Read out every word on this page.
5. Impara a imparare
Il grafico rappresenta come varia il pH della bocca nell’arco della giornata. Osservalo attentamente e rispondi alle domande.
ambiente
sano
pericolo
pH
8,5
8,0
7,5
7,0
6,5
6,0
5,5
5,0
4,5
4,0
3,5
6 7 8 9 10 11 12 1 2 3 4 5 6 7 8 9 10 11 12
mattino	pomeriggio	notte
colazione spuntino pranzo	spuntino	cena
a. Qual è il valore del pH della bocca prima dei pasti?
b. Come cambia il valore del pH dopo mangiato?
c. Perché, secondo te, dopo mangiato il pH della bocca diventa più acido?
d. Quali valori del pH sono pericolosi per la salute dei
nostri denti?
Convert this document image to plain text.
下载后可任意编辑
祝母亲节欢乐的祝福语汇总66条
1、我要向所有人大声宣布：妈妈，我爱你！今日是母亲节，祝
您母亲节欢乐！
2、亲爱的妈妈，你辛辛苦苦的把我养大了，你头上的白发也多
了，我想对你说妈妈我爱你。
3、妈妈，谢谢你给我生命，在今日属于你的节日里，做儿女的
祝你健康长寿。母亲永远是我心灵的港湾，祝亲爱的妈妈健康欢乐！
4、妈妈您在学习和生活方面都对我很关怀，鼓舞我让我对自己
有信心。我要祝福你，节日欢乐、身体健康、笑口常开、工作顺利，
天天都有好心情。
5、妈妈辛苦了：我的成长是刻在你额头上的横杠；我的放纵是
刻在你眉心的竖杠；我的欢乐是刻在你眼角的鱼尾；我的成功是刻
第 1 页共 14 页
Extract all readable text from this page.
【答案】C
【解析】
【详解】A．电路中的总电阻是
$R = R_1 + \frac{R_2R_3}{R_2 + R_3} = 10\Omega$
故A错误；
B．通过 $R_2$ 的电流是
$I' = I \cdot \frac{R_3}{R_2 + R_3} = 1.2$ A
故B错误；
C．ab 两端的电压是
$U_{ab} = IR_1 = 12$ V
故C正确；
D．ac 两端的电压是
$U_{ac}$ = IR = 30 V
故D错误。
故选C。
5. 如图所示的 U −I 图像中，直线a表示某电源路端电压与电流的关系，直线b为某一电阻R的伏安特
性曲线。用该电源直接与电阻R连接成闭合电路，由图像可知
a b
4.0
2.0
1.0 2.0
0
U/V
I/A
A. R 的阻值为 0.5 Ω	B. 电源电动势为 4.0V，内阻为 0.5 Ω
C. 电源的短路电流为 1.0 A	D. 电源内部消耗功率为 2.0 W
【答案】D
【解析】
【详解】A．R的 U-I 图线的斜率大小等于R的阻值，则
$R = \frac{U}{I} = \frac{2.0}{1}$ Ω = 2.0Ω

#### What is needed
Return each line of the data exactly as written above.

#### Expected output
Read out every word on this page.
5. Impara a imparare
Il grafico rappresenta come varia il pH della bocca nell’arco della giornata. Osservalo attentamente e rispondi alle domande.
ambiente
sano
pericolo
pH
8,5
8,0
7,5
7,0
6,5
6,0
5,5
5,0
4,5
4,0
3,5
6 7 8 9 10 11 12 1 2 3 4 5 6 7 8 9 10 11 12
mattino	pomeriggio	notte
colazione spuntino pranzo	spuntino	cena
a. Qual è il valore del pH della bocca prima dei pasti?
b. Come cambia il valore del pH dopo mangiato?
c. Perché, secondo te, dopo mangiato il pH della bocca diventa più acido?
d. Quali valori del pH sono pericolosi per la salute dei
nostri denti?
Convert this document image to plain text.
下载后可任意编辑
祝母亲节欢乐的祝福语汇总66条
1、我要向所有人大声宣布：妈妈，我爱你！今日是母亲节，祝
您母亲节欢乐！
2、亲爱的妈妈，你辛辛苦苦的把我养大了，你头上的白发也多
了，我想对你说妈妈我爱你。
3、妈妈，谢谢你给我生命，在今日属于你的节日里，做儿女的
祝你健康长寿。母亲永远是我心灵的港湾，祝亲爱的妈妈健康欢乐！
4、妈妈您在学习和生活方面都对我很关怀，鼓舞我让我对自己
有信心。我要祝福你，节日欢乐、身体健康、笑口常开、工作顺利，
天天都有好心情。
5、妈妈辛苦了：我的成长是刻在你额头上的横杠；我的放纵是
刻在你眉心的竖杠；我的欢乐是刻在你眼角的鱼尾；我的成功是刻
第 1 页共 14 页
Extract all readable text from this page.
【答案】C
【解析】
【详解】A．电路中的总电阻是
$R = R_1 + \frac{R_2R_3}{R_2 + R_3} = 10\Omega$
故A错误；
B．通过 $R_2$ 的电流是
$I' = I \cdot \frac{R_3}{R_2 + R_3} = 1.2$ A
故B错误；
C．ab 两端的电压是
$U_{ab} = IR_1 = 12$ V
故C正确；
D．ac 两端的电压是
$U_{ac}$ = IR = 30 V
故D错误。
故选C。
5. 如图所示的 U −I 图像中，直线a表示某电源路端电压与电流的关系，直线b为某一电阻R的伏安特
性曲线。用该电源直接与电阻R连接成闭合电路，由图像可知
a b
4.0
2.0
1.0 2.0
0
U/V
I/A
A. R 的阻值为 0.5 Ω	B. 电源电动势为 4.0V，内阻为 0.5 Ω
C. 电源的短路电流为 1.0 A	D. 电源内部消耗功率为 2.0 W
【答案】D
【解析】
【详解】A．R的 U-I 图线的斜率大小等于R的阻值，则
$R = \frac{U}{I} = \frac{2.0}{1}$ Ω = 2.0Ω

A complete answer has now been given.